**What you are asked to do**
Restate each line word for word. Leave out every picture.
+ + +
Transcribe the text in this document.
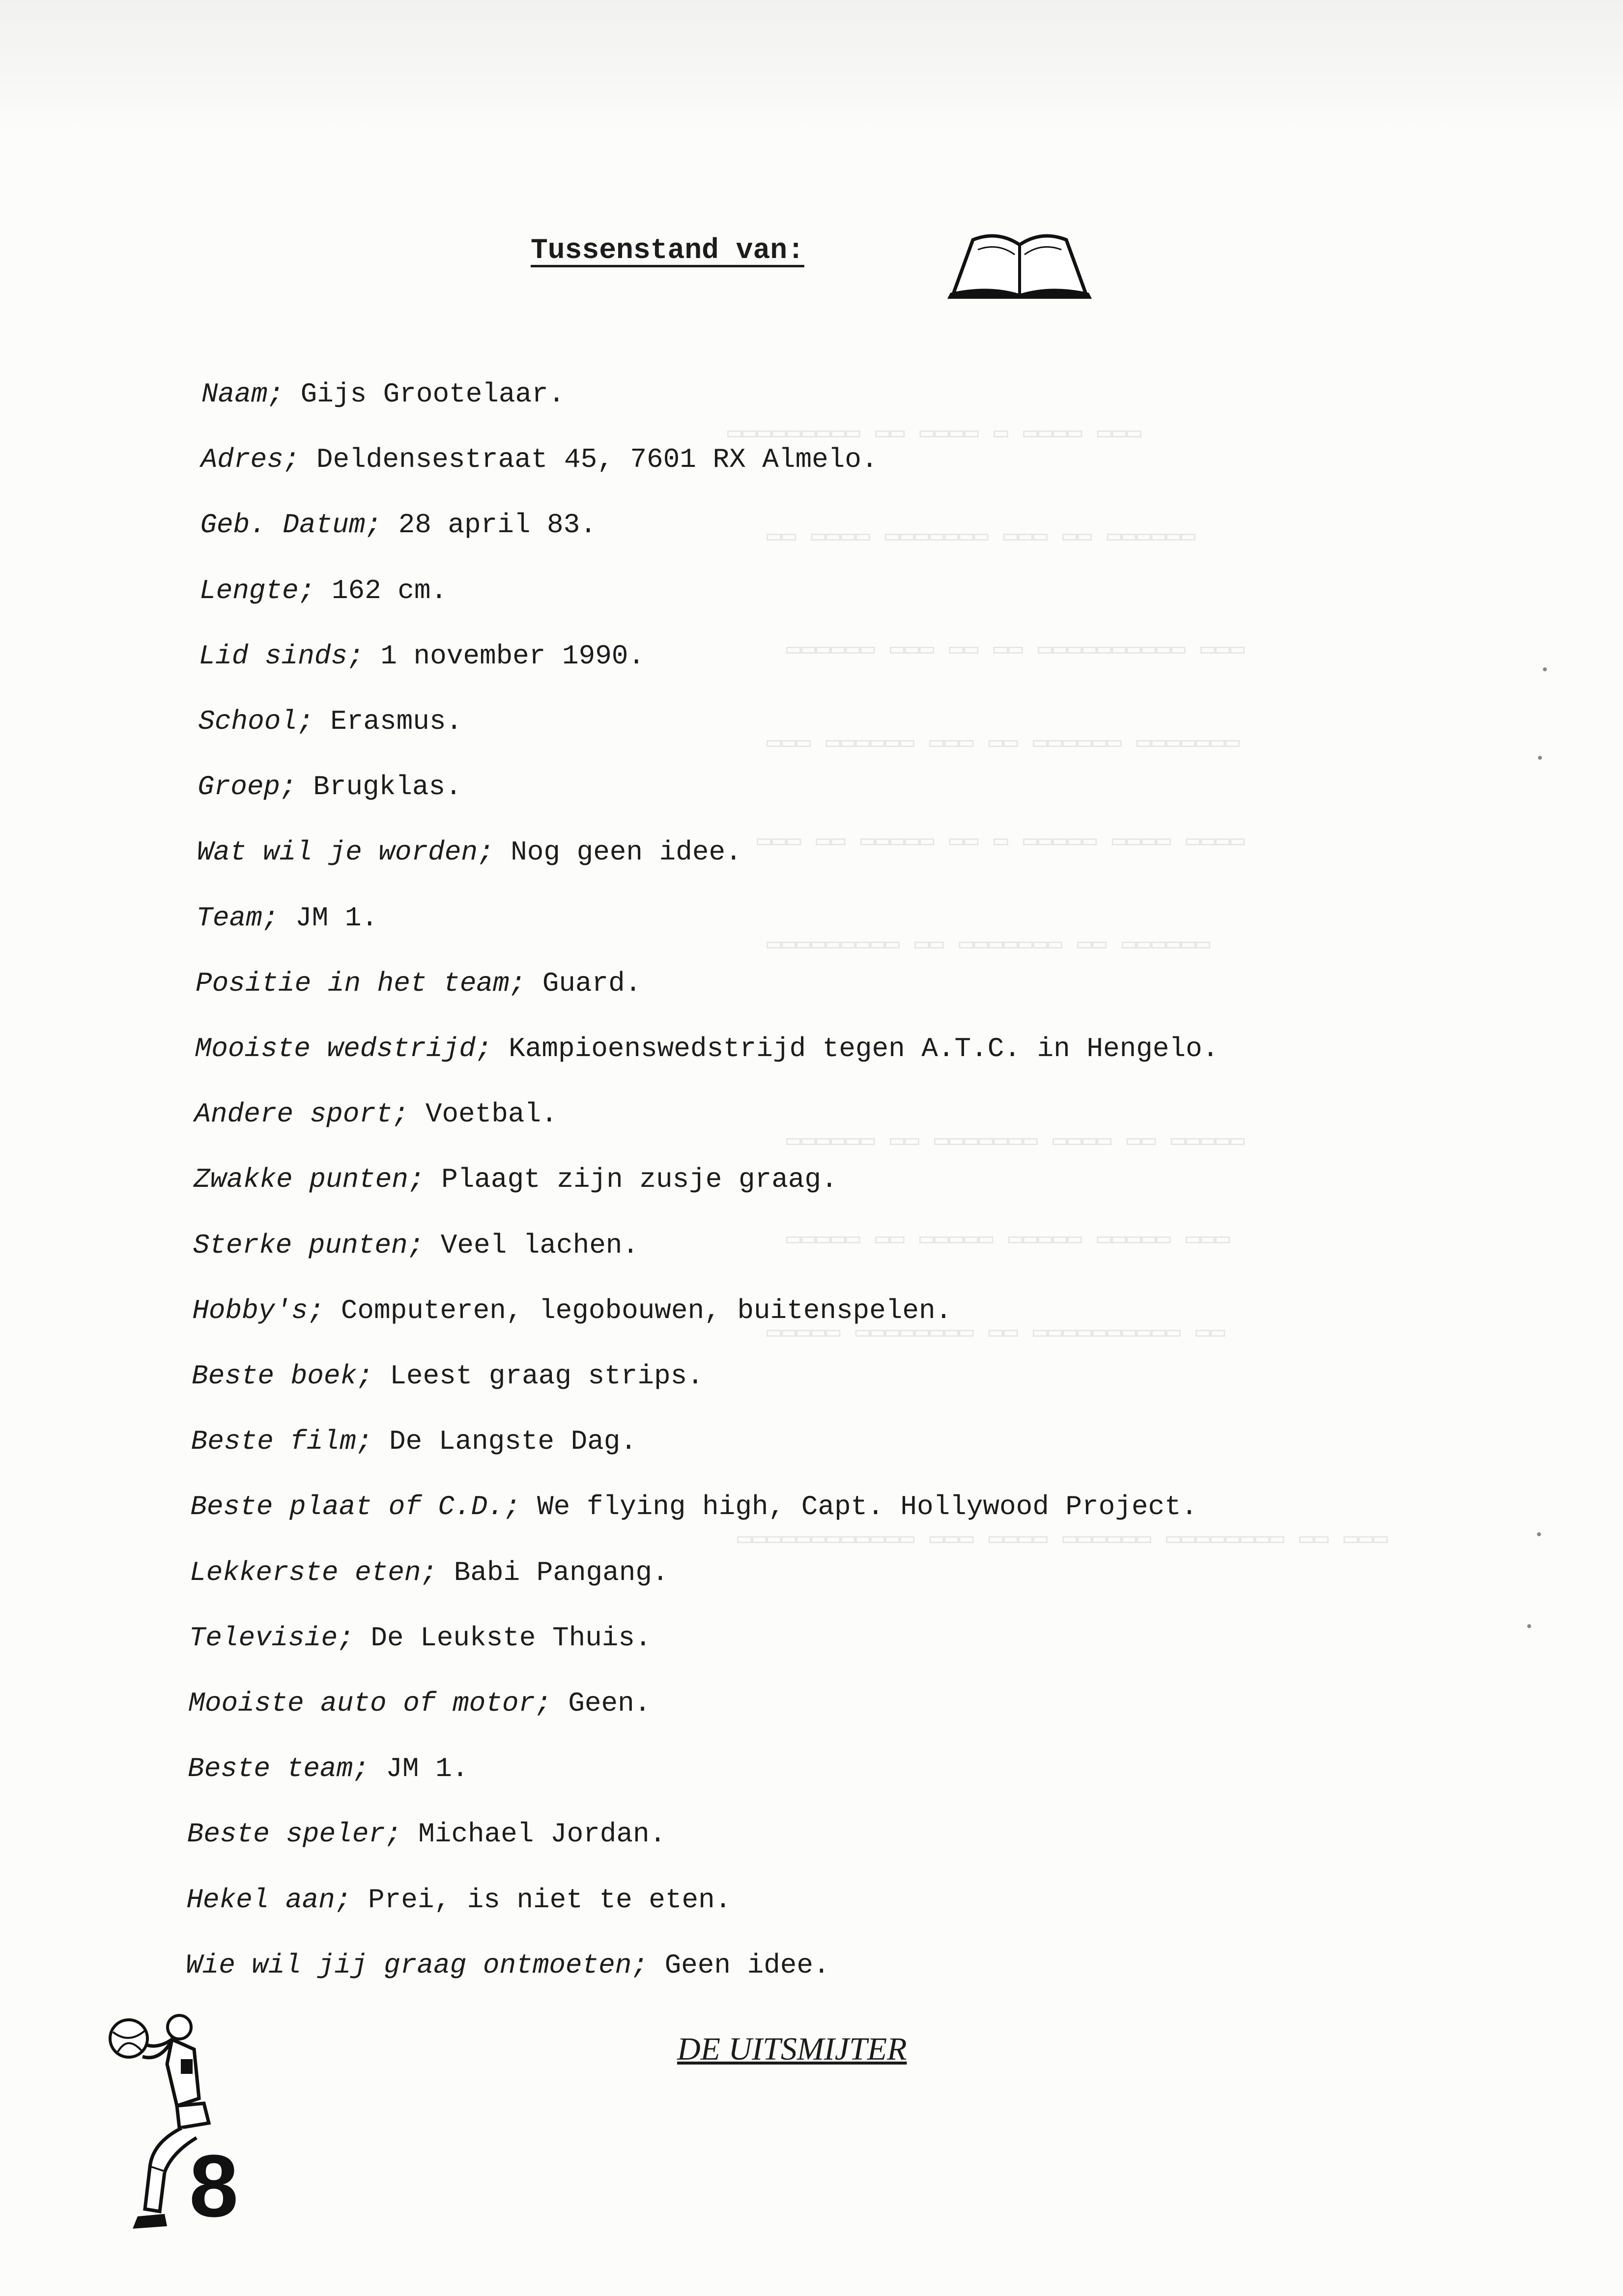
▭▭▭ ▭▭▭▭ ▭ ▭▭▭▭ ▭▭ ▭▭▭▭▭▭▭▭▭
▭▭▭▭▭▭ ▭▭ ▭▭▭ ▭▭▭▭▭▭▭ ▭▭▭▭ ▭▭
▭▭▭ ▭▭▭▭▭▭▭▭▭▭ ▭▭ ▭▭ ▭▭▭ ▭▭▭▭▭▭
▭▭▭▭▭▭▭ ▭▭▭▭▭▭ ▭▭ ▭▭▭ ▭▭▭▭▭▭ ▭▭▭
▭▭▭▭ ▭▭▭▭ ▭▭▭▭▭ ▭ ▭▭ ▭▭▭▭▭ ▭▭ ▭▭▭
▭▭▭▭▭▭ ▭▭ ▭▭▭▭▭▭▭ ▭▭ ▭▭▭▭▭▭▭▭▭
▭▭▭▭▭ ▭▭ ▭▭▭▭ ▭▭▭▭▭▭▭ ▭▭ ▭▭▭▭▭▭
▭▭▭ ▭▭▭▭▭ ▭▭▭▭▭ ▭▭▭▭▭ ▭▭ ▭▭▭▭▭
▭▭ ▭▭▭▭▭▭▭▭▭▭ ▭▭ ▭▭▭▭▭▭▭▭ ▭▭▭▭▭
▭▭▭ ▭▭ ▭▭▭▭▭▭▭▭ ▭▭▭▭▭▭ ▭▭▭▭ ▭▭▭ ▭▭▭▭▭▭▭▭▭▭▭▭
Tussenstand van:
Naam; Gijs Grootelaar.
Adres; Deldensestraat 45, 7601 RX Almelo.
Geb. Datum; 28 april 83.
Lengte; 162 cm.
Lid sinds; 1 november 1990.
School; Erasmus.
Groep; Brugklas.
Wat wil je worden; Nog geen idee.
Team; JM 1.
Positie in het team; Guard.
Mooiste wedstrijd; Kampioenswedstrijd tegen A.T.C. in Hengelo.
Andere sport; Voetbal.
Zwakke punten; Plaagt zijn zusje graag.
Sterke punten; Veel lachen.
Hobby's; Computeren, legobouwen, buitenspelen.
Beste boek; Leest graag strips.
Beste film; De Langste Dag.
Beste plaat of C.D.; We flying high, Capt. Hollywood Project.
Lekkerste eten; Babi Pangang.
Televisie; De Leukste Thuis.
Mooiste auto of motor; Geen.
Beste team; JM 1.
Beste speler; Michael Jordan.
Hekel aan; Prei, is niet te eten.
Wie wil jij graag ontmoeten; Geen idee.
DE UITSMIJTER
8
+ + +
**Reply**
Transcribe the text in this document.
▭▭▭ ▭▭▭▭ ▭ ▭▭▭▭ ▭▭ ▭▭▭▭▭▭▭▭▭
▭▭▭▭▭▭ ▭▭ ▭▭▭ ▭▭▭▭▭▭▭ ▭▭▭▭ ▭▭
▭▭▭ ▭▭▭▭▭▭▭▭▭▭ ▭▭ ▭▭ ▭▭▭ ▭▭▭▭▭▭
▭▭▭▭▭▭▭ ▭▭▭▭▭▭ ▭▭ ▭▭▭ ▭▭▭▭▭▭ ▭▭▭
▭▭▭▭ ▭▭▭▭ ▭▭▭▭▭ ▭ ▭▭ ▭▭▭▭▭ ▭▭ ▭▭▭
▭▭▭▭▭▭ ▭▭ ▭▭▭▭▭▭▭ ▭▭ ▭▭▭▭▭▭▭▭▭
▭▭▭▭▭ ▭▭ ▭▭▭▭ ▭▭▭▭▭▭▭ ▭▭ ▭▭▭▭▭▭
▭▭▭ ▭▭▭▭▭ ▭▭▭▭▭ ▭▭▭▭▭ ▭▭ ▭▭▭▭▭
▭▭ ▭▭▭▭▭▭▭▭▭▭ ▭▭ ▭▭▭▭▭▭▭▭ ▭▭▭▭▭
▭▭▭ ▭▭ ▭▭▭▭▭▭▭▭ ▭▭▭▭▭▭ ▭▭▭▭ ▭▭▭ ▭▭▭▭▭▭▭▭▭▭▭▭
Tussenstand van:
Naam; Gijs Grootelaar.
Adres; Deldensestraat 45, 7601 RX Almelo.
Geb. Datum; 28 april 83.
Lengte; 162 cm.
Lid sinds; 1 november 1990.
School; Erasmus.
Groep; Brugklas.
Wat wil je worden; Nog geen idee.
Team; JM 1.
Positie in het team; Guard.
Mooiste wedstrijd; Kampioenswedstrijd tegen A.T.C. in Hengelo.
Andere sport; Voetbal.
Zwakke punten; Plaagt zijn zusje graag.
Sterke punten; Veel lachen.
Hobby's; Computeren, legobouwen, buitenspelen.
Beste boek; Leest graag strips.
Beste film; De Langste Dag.
Beste plaat of C.D.; We flying high, Capt. Hollywood Project.
Lekkerste eten; Babi Pangang.
Televisie; De Leukste Thuis.
Mooiste auto of motor; Geen.
Beste team; JM 1.
Beste speler; Michael Jordan.
Hekel aan; Prei, is niet te eten.
Wie wil jij graag ontmoeten; Geen idee.
DE UITSMIJTER
8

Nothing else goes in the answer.